**Work to complete:**
Your task is to print all of the data word for word.

--- start Data shown ---

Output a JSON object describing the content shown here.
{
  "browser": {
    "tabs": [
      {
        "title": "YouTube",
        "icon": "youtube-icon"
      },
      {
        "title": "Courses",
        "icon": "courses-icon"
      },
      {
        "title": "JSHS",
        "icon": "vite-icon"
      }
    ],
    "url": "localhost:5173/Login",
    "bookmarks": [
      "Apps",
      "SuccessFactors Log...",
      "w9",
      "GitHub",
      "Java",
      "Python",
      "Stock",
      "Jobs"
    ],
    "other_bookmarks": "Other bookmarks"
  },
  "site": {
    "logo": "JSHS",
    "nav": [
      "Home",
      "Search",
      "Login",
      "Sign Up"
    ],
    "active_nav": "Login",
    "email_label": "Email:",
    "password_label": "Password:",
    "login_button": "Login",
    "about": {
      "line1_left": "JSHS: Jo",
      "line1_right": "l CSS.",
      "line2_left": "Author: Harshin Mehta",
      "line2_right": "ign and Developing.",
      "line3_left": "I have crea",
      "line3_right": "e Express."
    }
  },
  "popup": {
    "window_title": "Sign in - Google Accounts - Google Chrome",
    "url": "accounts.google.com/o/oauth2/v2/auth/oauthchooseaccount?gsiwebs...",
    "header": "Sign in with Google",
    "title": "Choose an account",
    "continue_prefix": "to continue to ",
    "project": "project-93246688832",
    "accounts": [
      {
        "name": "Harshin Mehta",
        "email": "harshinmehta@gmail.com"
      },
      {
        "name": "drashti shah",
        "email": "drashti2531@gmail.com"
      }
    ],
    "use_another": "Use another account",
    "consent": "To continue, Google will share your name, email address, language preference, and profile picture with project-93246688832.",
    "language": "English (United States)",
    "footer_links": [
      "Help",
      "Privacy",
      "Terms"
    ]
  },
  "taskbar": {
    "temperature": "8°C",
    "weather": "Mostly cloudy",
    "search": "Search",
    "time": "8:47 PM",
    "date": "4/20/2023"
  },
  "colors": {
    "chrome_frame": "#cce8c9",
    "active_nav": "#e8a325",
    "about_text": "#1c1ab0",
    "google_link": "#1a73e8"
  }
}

--- end Data shown ---

**Task output:**
Output a JSON object describing the content shown here.
{
  "browser": {
    "tabs": [
      {
        "title": "YouTube",
        "icon": "youtube-icon"
      },
      {
        "title": "Courses",
        "icon": "courses-icon"
      },
      {
        "title": "JSHS",
        "icon": "vite-icon"
      }
    ],
    "url": "localhost:5173/Login",
    "bookmarks": [
      "Apps",
      "SuccessFactors Log...",
      "w9",
      "GitHub",
      "Java",
      "Python",
      "Stock",
      "Jobs"
    ],
    "other_bookmarks": "Other bookmarks"
  },
  "site": {
    "logo": "JSHS",
    "nav": [
      "Home",
      "Search",
      "Login",
      "Sign Up"
    ],
    "active_nav": "Login",
    "email_label": "Email:",
    "password_label": "Password:",
    "login_button": "Login",
    "about": {
      "line1_left": "JSHS: Jo",
      "line1_right": "l CSS.",
      "line2_left": "Author: Harshin Mehta",
      "line2_right": "ign and Developing.",
      "line3_left": "I have crea",
      "line3_right": "e Express."
    }
  },
  "popup": {
    "window_title": "Sign in - Google Accounts - Google Chrome",
    "url": "accounts.google.com/o/oauth2/v2/auth/oauthchooseaccount?gsiwebs...",
    "header": "Sign in with Google",
    "title": "Choose an account",
    "continue_prefix": "to continue to ",
    "project": "project-93246688832",
    "accounts": [
      {
        "name": "Harshin Mehta",
        "email": "harshinmehta@gmail.com"
      },
      {
        "name": "drashti shah",
        "email": "drashti2531@gmail.com"
      }
    ],
    "use_another": "Use another account",
    "consent": "To continue, Google will share your name, email address, language preference, and profile picture with project-93246688832.",
    "language": "English (United States)",
    "footer_links": [
      "Help",
      "Privacy",
      "Terms"
    ]
  },
  "taskbar": {
    "temperature": "8°C",
    "weather": "Mostly cloudy",
    "search": "Search",
    "time": "8:47 PM",
    "date": "4/20/2023"
  },
  "colors": {
    "chrome_frame": "#cce8c9",
    "active_nav": "#e8a325",
    "about_text": "#1c1ab0",
    "google_link": "#1a73e8"
  }
}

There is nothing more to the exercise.